───── ENTRIES PROVIDED

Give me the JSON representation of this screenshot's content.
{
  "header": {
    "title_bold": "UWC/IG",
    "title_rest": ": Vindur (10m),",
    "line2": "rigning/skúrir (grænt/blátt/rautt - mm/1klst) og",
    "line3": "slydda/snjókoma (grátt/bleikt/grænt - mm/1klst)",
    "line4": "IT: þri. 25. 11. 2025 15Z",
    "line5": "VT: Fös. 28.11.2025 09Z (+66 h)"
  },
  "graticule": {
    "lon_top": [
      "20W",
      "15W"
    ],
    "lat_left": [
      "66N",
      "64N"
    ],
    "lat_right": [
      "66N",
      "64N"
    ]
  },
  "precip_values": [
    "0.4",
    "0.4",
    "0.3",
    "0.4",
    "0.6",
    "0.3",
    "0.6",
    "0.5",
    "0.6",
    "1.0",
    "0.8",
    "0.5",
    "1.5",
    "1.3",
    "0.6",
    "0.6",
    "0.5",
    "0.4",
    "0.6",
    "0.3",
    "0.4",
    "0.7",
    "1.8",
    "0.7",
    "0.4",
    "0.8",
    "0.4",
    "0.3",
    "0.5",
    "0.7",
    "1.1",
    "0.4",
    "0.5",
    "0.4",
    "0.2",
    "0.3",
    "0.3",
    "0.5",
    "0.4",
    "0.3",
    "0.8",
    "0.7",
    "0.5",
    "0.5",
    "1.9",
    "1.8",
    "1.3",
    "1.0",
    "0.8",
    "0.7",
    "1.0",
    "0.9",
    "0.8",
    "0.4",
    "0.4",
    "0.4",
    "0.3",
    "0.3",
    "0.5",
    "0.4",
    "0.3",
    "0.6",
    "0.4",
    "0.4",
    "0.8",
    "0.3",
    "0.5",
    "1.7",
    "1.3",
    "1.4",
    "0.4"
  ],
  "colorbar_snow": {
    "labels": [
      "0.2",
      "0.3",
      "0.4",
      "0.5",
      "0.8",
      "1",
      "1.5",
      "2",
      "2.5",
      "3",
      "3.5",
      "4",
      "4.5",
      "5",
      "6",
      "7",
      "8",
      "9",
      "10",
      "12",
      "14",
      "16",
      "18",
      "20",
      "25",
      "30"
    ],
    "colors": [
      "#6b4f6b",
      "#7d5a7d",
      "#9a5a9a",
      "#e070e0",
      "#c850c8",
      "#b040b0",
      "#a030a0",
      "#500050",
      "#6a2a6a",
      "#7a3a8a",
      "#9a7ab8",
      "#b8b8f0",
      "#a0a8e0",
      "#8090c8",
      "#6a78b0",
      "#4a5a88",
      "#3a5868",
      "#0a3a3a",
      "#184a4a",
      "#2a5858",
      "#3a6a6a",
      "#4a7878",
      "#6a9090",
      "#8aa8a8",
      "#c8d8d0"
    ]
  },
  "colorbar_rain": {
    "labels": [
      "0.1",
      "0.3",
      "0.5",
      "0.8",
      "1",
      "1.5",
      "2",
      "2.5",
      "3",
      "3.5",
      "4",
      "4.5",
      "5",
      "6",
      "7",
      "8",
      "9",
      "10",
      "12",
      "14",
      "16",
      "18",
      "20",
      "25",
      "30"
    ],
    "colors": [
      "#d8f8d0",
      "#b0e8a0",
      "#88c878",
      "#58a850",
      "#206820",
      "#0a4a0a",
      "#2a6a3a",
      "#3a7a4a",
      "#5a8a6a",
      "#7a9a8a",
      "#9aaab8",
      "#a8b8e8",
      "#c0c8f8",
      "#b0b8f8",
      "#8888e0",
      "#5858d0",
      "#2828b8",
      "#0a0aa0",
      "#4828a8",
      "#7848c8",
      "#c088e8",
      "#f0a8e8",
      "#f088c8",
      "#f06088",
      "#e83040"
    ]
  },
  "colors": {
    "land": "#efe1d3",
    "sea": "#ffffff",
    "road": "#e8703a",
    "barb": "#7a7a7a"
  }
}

──────────

GIVEN EXERCISE:
The listing above should be transcribed in full, exactly as written.

RESPONSE TO THIS TASK:
Give me the JSON representation of this screenshot's content.
{
  "header": {
    "title_bold": "UWC/IG",
    "title_rest": ": Vindur (10m),",
    "line2": "rigning/skúrir (grænt/blátt/rautt - mm/1klst) og",
    "line3": "slydda/snjókoma (grátt/bleikt/grænt - mm/1klst)",
    "line4": "IT: þri. 25. 11. 2025 15Z",
    "line5": "VT: Fös. 28.11.2025 09Z (+66 h)"
  },
  "graticule": {
    "lon_top": [
      "20W",
      "15W"
    ],
    "lat_left": [
      "66N",
      "64N"
    ],
    "lat_right": [
      "66N",
      "64N"
    ]
  },
  "precip_values": [
    "0.4",
    "0.4",
    "0.3",
    "0.4",
    "0.6",
    "0.3",
    "0.6",
    "0.5",
    "0.6",
    "1.0",
    "0.8",
    "0.5",
    "1.5",
    "1.3",
    "0.6",
    "0.6",
    "0.5",
    "0.4",
    "0.6",
    "0.3",
    "0.4",
    "0.7",
    "1.8",
    "0.7",
    "0.4",
    "0.8",
    "0.4",
    "0.3",
    "0.5",
    "0.7",
    "1.1",
    "0.4",
    "0.5",
    "0.4",
    "0.2",
    "0.3",
    "0.3",
    "0.5",
    "0.4",
    "0.3",
    "0.8",
    "0.7",
    "0.5",
    "0.5",
    "1.9",
    "1.8",
    "1.3",
    "1.0",
    "0.8",
    "0.7",
    "1.0",
    "0.9",
    "0.8",
    "0.4",
    "0.4",
    "0.4",
    "0.3",
    "0.3",
    "0.5",
    "0.4",
    "0.3",
    "0.6",
    "0.4",
    "0.4",
    "0.8",
    "0.3",
    "0.5",
    "1.7",
    "1.3",
    "1.4",
    "0.4"
  ],
  "colorbar_snow": {
    "labels": [
      "0.2",
      "0.3",
      "0.4",
      "0.5",
      "0.8",
      "1",
      "1.5",
      "2",
      "2.5",
      "3",
      "3.5",
      "4",
      "4.5",
      "5",
      "6",
      "7",
      "8",
      "9",
      "10",
      "12",
      "14",
      "16",
      "18",
      "20",
      "25",
      "30"
    ],
    "colors": [
      "#6b4f6b",
      "#7d5a7d",
      "#9a5a9a",
      "#e070e0",
      "#c850c8",
      "#b040b0",
      "#a030a0",
      "#500050",
      "#6a2a6a",
      "#7a3a8a",
      "#9a7ab8",
      "#b8b8f0",
      "#a0a8e0",
      "#8090c8",
      "#6a78b0",
      "#4a5a88",
      "#3a5868",
      "#0a3a3a",
      "#184a4a",
      "#2a5858",
      "#3a6a6a",
      "#4a7878",
      "#6a9090",
      "#8aa8a8",
      "#c8d8d0"
    ]
  },
  "colorbar_rain": {
    "labels": [
      "0.1",
      "0.3",
      "0.5",
      "0.8",
      "1",
      "1.5",
      "2",
      "2.5",
      "3",
      "3.5",
      "4",
      "4.5",
      "5",
      "6",
      "7",
      "8",
      "9",
      "10",
      "12",
      "14",
      "16",
      "18",
      "20",
      "25",
      "30"
    ],
    "colors": [
      "#d8f8d0",
      "#b0e8a0",
      "#88c878",
      "#58a850",
      "#206820",
      "#0a4a0a",
      "#2a6a3a",
      "#3a7a4a",
      "#5a8a6a",
      "#7a9a8a",
      "#9aaab8",
      "#a8b8e8",
      "#c0c8f8",
      "#b0b8f8",
      "#8888e0",
      "#5858d0",
      "#2828b8",
      "#0a0aa0",
      "#4828a8",
      "#7848c8",
      "#c088e8",
      "#f0a8e8",
      "#f088c8",
      "#f06088",
      "#e83040"
    ]
  },
  "colors": {
    "land": "#efe1d3",
    "sea": "#ffffff",
    "road": "#e8703a",
    "barb": "#7a7a7a"
  }
}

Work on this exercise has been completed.